* [DATASET EXCERPTS]:
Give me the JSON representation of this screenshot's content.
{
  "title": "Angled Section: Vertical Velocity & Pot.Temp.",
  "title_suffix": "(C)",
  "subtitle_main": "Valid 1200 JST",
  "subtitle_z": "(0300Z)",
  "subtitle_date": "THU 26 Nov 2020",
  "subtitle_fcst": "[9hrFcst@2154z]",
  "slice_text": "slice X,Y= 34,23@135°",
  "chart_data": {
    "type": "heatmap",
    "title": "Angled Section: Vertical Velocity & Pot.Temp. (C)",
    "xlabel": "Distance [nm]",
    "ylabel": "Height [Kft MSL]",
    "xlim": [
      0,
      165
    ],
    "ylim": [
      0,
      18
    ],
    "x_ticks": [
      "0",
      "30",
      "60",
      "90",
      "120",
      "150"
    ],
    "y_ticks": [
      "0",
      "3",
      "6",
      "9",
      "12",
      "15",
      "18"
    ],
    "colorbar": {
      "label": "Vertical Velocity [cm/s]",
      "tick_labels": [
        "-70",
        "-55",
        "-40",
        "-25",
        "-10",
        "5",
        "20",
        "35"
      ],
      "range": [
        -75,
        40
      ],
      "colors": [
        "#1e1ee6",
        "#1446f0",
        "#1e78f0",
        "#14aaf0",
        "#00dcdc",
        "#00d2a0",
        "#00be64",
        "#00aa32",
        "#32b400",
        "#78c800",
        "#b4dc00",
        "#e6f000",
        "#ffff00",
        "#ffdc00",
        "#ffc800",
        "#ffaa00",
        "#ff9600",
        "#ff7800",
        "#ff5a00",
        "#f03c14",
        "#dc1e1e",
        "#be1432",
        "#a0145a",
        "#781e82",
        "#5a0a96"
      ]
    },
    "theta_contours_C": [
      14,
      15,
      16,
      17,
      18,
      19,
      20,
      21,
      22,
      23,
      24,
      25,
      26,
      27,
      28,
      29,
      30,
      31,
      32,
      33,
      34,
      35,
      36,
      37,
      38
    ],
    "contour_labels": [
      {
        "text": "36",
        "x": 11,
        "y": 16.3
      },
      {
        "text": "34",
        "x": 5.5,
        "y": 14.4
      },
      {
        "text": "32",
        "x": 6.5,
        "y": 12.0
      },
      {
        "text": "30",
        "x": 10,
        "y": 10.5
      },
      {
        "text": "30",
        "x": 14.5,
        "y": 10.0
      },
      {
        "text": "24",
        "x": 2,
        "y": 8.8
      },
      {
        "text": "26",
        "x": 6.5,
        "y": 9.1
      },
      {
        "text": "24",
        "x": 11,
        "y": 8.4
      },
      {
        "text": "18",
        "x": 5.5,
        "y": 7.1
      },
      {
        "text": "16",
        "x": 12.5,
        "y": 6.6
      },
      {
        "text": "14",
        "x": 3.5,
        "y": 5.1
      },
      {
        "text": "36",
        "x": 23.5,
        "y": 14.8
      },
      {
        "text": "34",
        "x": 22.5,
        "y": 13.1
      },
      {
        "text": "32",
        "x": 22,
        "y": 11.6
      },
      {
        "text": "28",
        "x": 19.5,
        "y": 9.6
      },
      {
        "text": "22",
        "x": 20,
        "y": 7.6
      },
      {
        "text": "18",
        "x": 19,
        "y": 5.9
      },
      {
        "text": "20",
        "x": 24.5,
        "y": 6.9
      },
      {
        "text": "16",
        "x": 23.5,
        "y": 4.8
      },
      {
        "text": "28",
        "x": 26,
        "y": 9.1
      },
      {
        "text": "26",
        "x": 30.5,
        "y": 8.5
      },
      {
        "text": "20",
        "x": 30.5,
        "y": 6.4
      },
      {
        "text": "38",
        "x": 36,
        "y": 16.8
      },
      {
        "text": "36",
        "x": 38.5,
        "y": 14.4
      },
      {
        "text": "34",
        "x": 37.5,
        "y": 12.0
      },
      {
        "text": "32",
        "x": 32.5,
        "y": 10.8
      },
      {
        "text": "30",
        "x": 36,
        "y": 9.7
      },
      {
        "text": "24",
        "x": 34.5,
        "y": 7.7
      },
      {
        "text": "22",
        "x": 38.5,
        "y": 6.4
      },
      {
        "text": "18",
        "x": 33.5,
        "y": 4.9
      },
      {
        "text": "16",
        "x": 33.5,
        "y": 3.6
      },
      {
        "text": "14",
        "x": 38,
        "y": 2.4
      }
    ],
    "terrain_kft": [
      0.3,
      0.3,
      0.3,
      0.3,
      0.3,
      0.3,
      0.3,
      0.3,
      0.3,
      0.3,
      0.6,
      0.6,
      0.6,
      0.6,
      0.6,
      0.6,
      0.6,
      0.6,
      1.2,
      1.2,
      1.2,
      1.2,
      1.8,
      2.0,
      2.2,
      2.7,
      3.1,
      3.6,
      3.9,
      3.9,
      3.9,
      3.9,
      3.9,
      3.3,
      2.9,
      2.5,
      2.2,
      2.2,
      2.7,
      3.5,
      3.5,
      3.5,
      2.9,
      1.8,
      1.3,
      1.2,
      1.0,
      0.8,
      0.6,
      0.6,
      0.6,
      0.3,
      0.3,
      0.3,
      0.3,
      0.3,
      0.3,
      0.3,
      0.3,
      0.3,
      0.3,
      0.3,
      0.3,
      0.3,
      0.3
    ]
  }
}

* [THE PROBLEM]:
Reproduce each line of the material containing the word "Angled".

* [COMPLETE RESPONSE]:
  "title": "Angled Section: Vertical Velocity & Pot.Temp.",
    "title": "Angled Section: Vertical Velocity & Pot.Temp. (C)",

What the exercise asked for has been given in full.